### Set problem
Select the lines that contain "JSON" and copy each of them.

### Records for this exercise
····················

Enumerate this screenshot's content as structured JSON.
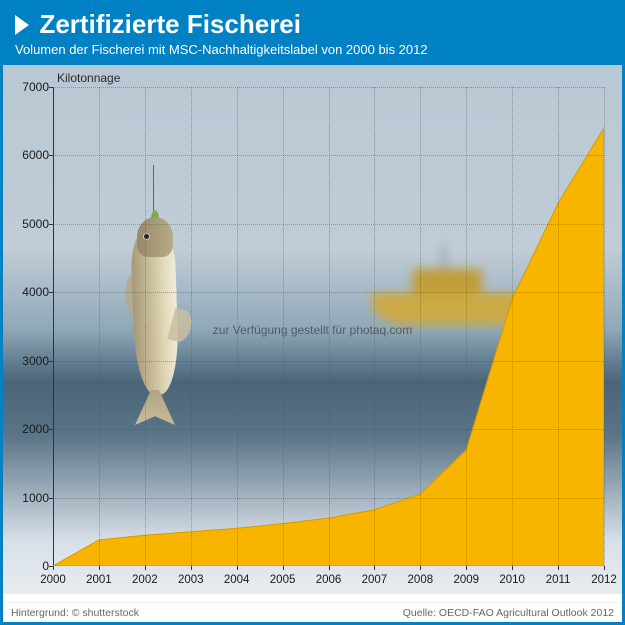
{
  "header": {
    "title": "Zertifizierte Fischerei",
    "subtitle": "Volumen der Fischerei mit MSC-Nachhaltigkeitslabel von 2000 bis 2012",
    "bg_color": "#0081c3",
    "text_color": "#ffffff",
    "title_fontsize": 26,
    "subtitle_fontsize": 13
  },
  "chart": {
    "type": "area",
    "ylabel": "Kilotonnage",
    "ylabel_fontsize": 12,
    "categories": [
      "2000",
      "2001",
      "2002",
      "2003",
      "2004",
      "2005",
      "2006",
      "2007",
      "2008",
      "2009",
      "2010",
      "2011",
      "2012"
    ],
    "values": [
      0,
      380,
      450,
      500,
      550,
      620,
      700,
      820,
      1050,
      1700,
      3900,
      5300,
      6400
    ],
    "ylim": [
      0,
      7000
    ],
    "ytick_step": 1000,
    "yticks": [
      0,
      1000,
      2000,
      3000,
      4000,
      5000,
      6000,
      7000
    ],
    "fill_color": "#f7b500",
    "line_color": "#d89800",
    "grid_color": "rgba(80,80,80,0.45)",
    "axis_color": "#333333",
    "tick_fontsize": 12,
    "bg_gradient_top": "#b8c8d4",
    "bg_gradient_mid": "#6b8598",
    "bg_gradient_bottom": "#e8ecf0"
  },
  "decor": {
    "boat_color": "#d4a830",
    "fish_body_color": "#c8bc98",
    "fish_lure_color": "#7fb84a"
  },
  "watermark": {
    "text": "zur Verfügung gestellt für photaq.com",
    "color": "rgba(30,30,30,0.55)",
    "fontsize": 12
  },
  "footer": {
    "left": "Hintergrund: © shutterstock",
    "right": "Quelle: OECD-FAO Agricultural Outlook 2012",
    "fontsize": 10.5,
    "color": "#666666"
  }
}
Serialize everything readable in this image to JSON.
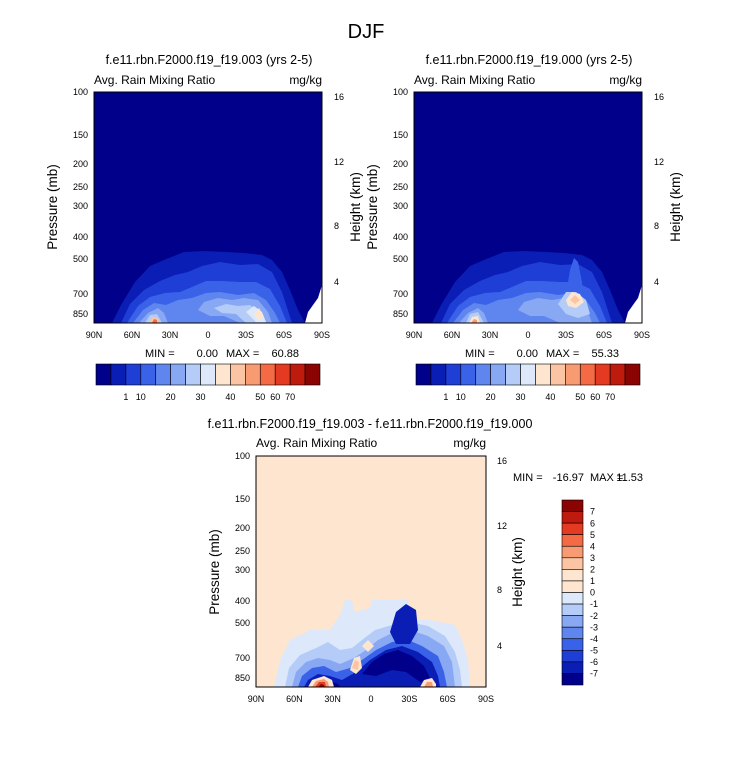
{
  "figure_title": "DJF",
  "chart_data": [
    {
      "type": "heatmap",
      "title": "f.e11.rbn.F2000.f19_f19.003 (yrs 2-5)",
      "left_label": "Avg. Rain Mixing Ratio",
      "right_label": "mg/kg",
      "ylabel": "Pressure (mb)",
      "y2label": "Height (km)",
      "xticks": [
        "90N",
        "60N",
        "30N",
        "0",
        "30S",
        "60S",
        "90S"
      ],
      "yticks": [
        "100",
        "150",
        "200",
        "250",
        "300",
        "400",
        "500",
        "700",
        "850"
      ],
      "y2ticks": [
        "16",
        "12",
        "8",
        "4"
      ],
      "stats": {
        "min_label": "MIN =",
        "min": "0.00",
        "max_label": "MAX =",
        "max": "60.88"
      },
      "colorbar": {
        "labels": [
          "1",
          "10",
          "20",
          "30",
          "40",
          "50",
          "60",
          "70"
        ],
        "colors": [
          "#00008a",
          "#0a1db4",
          "#1e3ed6",
          "#3a62e8",
          "#5f86ef",
          "#88a8f3",
          "#b4ccf7",
          "#dde9fb",
          "#fde5d0",
          "#fbc4a3",
          "#f89a72",
          "#f46a45",
          "#e43a22",
          "#be1a0e",
          "#8a0404"
        ]
      }
    },
    {
      "type": "heatmap",
      "title": "f.e11.rbn.F2000.f19_f19.000 (yrs 2-5)",
      "left_label": "Avg. Rain Mixing Ratio",
      "right_label": "mg/kg",
      "ylabel": "Pressure (mb)",
      "y2label": "Height (km)",
      "xticks": [
        "90N",
        "60N",
        "30N",
        "0",
        "30S",
        "60S",
        "90S"
      ],
      "yticks": [
        "100",
        "150",
        "200",
        "250",
        "300",
        "400",
        "500",
        "700",
        "850"
      ],
      "y2ticks": [
        "16",
        "12",
        "8",
        "4"
      ],
      "stats": {
        "min_label": "MIN =",
        "min": "0.00",
        "max_label": "MAX =",
        "max": "55.33"
      },
      "colorbar": {
        "labels": [
          "1",
          "10",
          "20",
          "30",
          "40",
          "50",
          "60",
          "70"
        ],
        "colors": [
          "#00008a",
          "#0a1db4",
          "#1e3ed6",
          "#3a62e8",
          "#5f86ef",
          "#88a8f3",
          "#b4ccf7",
          "#dde9fb",
          "#fde5d0",
          "#fbc4a3",
          "#f89a72",
          "#f46a45",
          "#e43a22",
          "#be1a0e",
          "#8a0404"
        ]
      }
    },
    {
      "type": "heatmap",
      "title": "f.e11.rbn.F2000.f19_f19.003 - f.e11.rbn.F2000.f19_f19.000",
      "left_label": "Avg. Rain Mixing Ratio",
      "right_label": "mg/kg",
      "ylabel": "Pressure (mb)",
      "y2label": "Height (km)",
      "xticks": [
        "90N",
        "60N",
        "30N",
        "0",
        "30S",
        "60S",
        "90S"
      ],
      "yticks": [
        "100",
        "150",
        "200",
        "250",
        "300",
        "400",
        "500",
        "700",
        "850"
      ],
      "y2ticks": [
        "16",
        "12",
        "8",
        "4"
      ],
      "stats": {
        "min_label": "MIN =",
        "min": "-16.97",
        "max_label": "MAX =",
        "max": "11.53"
      },
      "colorbar": {
        "labels": [
          "7",
          "6",
          "5",
          "4",
          "3",
          "2",
          "1",
          "0",
          "-1",
          "-2",
          "-3",
          "-4",
          "-5",
          "-6",
          "-7"
        ],
        "colors": [
          "#8a0404",
          "#be1a0e",
          "#e43a22",
          "#f46a45",
          "#f89a72",
          "#fbc4a3",
          "#fde5d0",
          "#fde5d0",
          "#dde9fb",
          "#b4ccf7",
          "#88a8f3",
          "#5f86ef",
          "#3a62e8",
          "#1e3ed6",
          "#0a1db4",
          "#00008a"
        ]
      }
    }
  ]
}
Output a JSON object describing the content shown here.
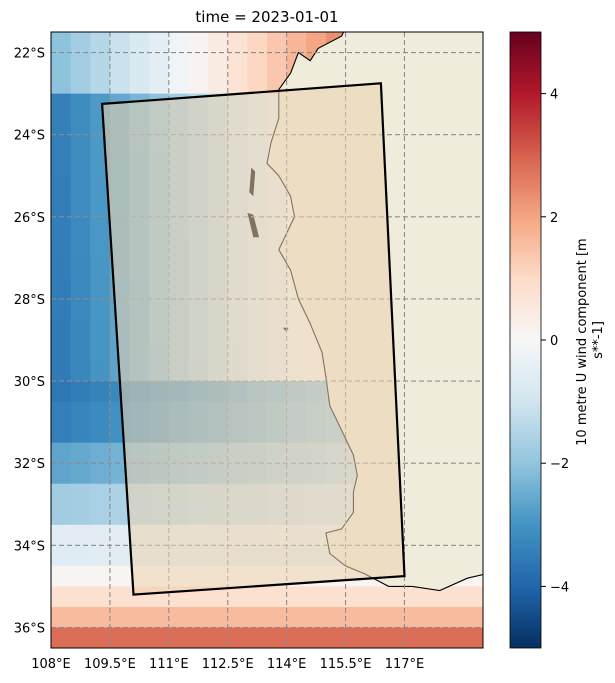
{
  "title": "time = 2023-01-01",
  "map": {
    "lon_range": [
      108,
      119
    ],
    "lat_range": [
      -36.5,
      -21.5
    ],
    "grid_lon": [
      108,
      109.5,
      111,
      112.5,
      114,
      115.5,
      117
    ],
    "grid_lat": [
      -22,
      -24,
      -26,
      -28,
      -30,
      -32,
      -34,
      -36
    ],
    "lon_labels": [
      "108°E",
      "109.5°E",
      "111°E",
      "112.5°E",
      "114°E",
      "115.5°E",
      "117°E"
    ],
    "lat_labels": [
      "22°S",
      "24°S",
      "26°S",
      "28°S",
      "30°S",
      "32°S",
      "34°S",
      "36°S"
    ],
    "land_color": "#efecdc",
    "boundary_polygon": [
      [
        109.3,
        -23.25
      ],
      [
        116.4,
        -22.75
      ],
      [
        117.0,
        -34.75
      ],
      [
        110.1,
        -35.2
      ]
    ],
    "colors": {
      "neg": "#2166ac",
      "pos": "#b2182b",
      "white": "#f7f7f7"
    }
  },
  "colorbar": {
    "label": "10 metre U wind component [m s**-1]",
    "label_lines": [
      "10 metre U wind component [m",
      "s**-1]"
    ],
    "range": [
      -5,
      5
    ],
    "ticks": [
      -4,
      -2,
      0,
      2,
      4
    ],
    "tick_labels": [
      "−4",
      "−2",
      "0",
      "2",
      "4"
    ]
  }
}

····················

### Exercise answer
Enumerate this screenshot's content as structured JSON.
Serialize everything readable in this image to JSON.
Output a JSON object describing the content shown here.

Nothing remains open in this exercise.